_What this task involves:_ Look below and pull out each line with the word "xlabel".

** START OF Records provided **

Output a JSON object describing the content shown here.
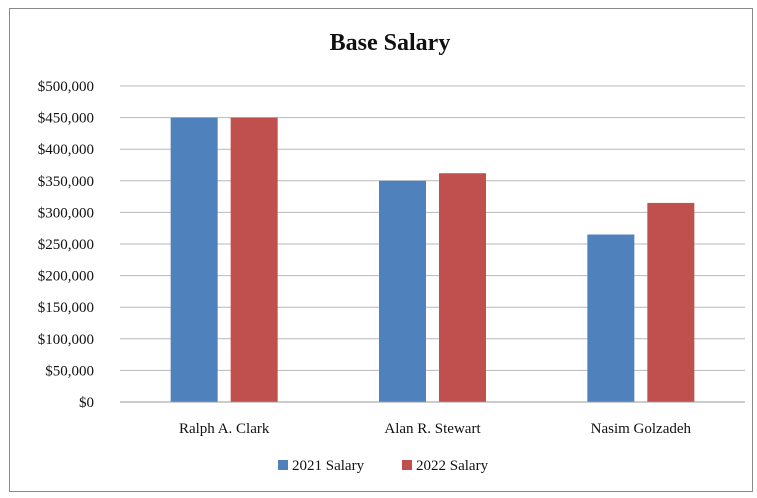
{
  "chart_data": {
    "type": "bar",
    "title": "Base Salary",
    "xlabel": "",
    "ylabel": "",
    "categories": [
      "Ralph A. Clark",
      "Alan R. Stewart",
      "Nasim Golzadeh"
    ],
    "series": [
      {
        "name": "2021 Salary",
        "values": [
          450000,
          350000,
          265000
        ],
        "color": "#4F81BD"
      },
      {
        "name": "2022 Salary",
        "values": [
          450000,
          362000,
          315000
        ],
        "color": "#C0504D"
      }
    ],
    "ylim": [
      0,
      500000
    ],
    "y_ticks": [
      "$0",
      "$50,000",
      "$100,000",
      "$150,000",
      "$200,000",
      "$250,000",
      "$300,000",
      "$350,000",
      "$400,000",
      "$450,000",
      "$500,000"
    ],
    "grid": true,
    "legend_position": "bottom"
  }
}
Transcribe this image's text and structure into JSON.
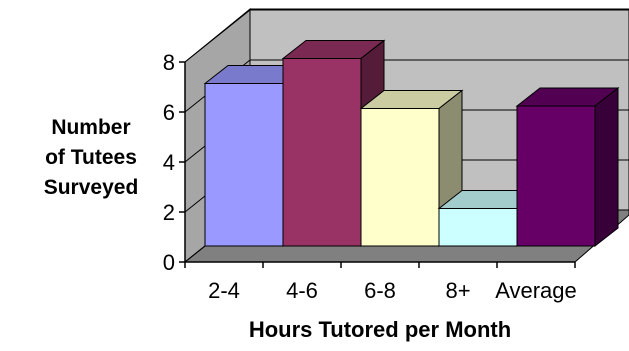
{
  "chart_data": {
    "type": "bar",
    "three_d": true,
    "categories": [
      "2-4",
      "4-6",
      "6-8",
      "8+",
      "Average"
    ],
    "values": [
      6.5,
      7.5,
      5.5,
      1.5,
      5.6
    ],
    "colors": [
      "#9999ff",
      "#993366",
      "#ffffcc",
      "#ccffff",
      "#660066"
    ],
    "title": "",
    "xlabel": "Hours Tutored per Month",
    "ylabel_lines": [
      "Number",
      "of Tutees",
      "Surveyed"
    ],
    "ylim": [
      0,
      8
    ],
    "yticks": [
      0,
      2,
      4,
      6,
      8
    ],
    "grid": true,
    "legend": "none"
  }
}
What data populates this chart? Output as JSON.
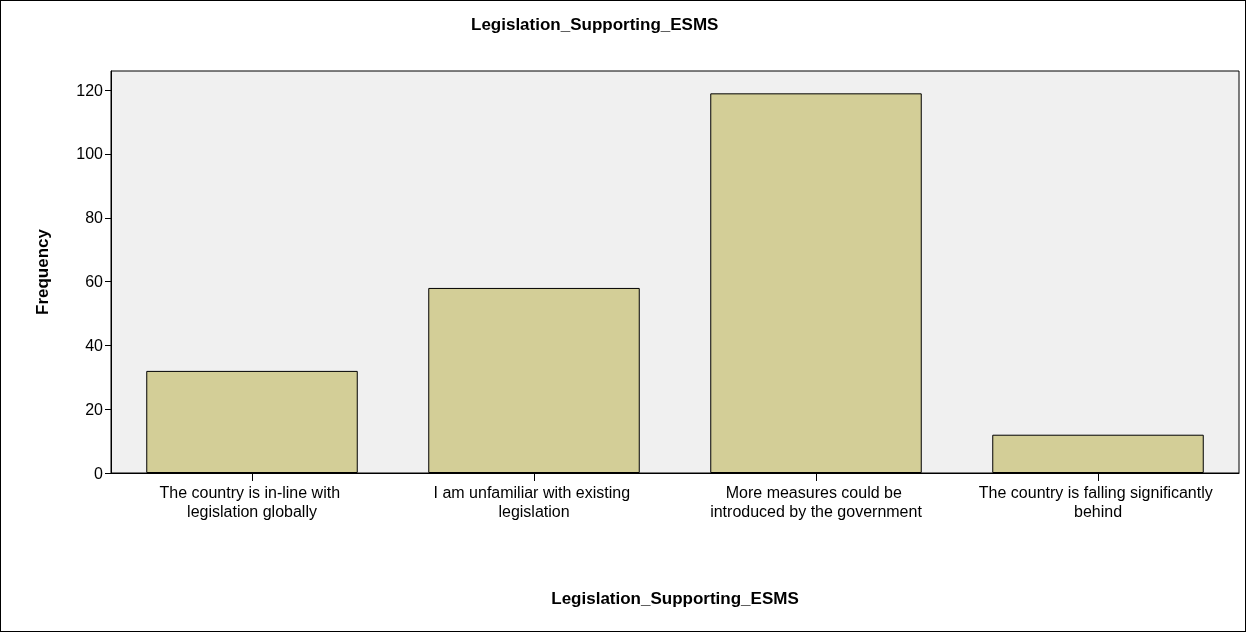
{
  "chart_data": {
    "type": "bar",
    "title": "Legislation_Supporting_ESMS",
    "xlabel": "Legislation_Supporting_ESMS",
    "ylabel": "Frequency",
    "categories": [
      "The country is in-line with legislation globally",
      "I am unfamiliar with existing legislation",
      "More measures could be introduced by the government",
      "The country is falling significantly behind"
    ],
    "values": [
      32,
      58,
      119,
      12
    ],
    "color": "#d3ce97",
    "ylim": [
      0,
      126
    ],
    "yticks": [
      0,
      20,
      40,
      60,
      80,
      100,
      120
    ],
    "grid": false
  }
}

** END OF Records provided **

_Solution to this exercise:_
    "xlabel": "",
    "xlabel": "Hours Tutored per Month",
    "xlabel": "Legislation_Supporting_ESMS",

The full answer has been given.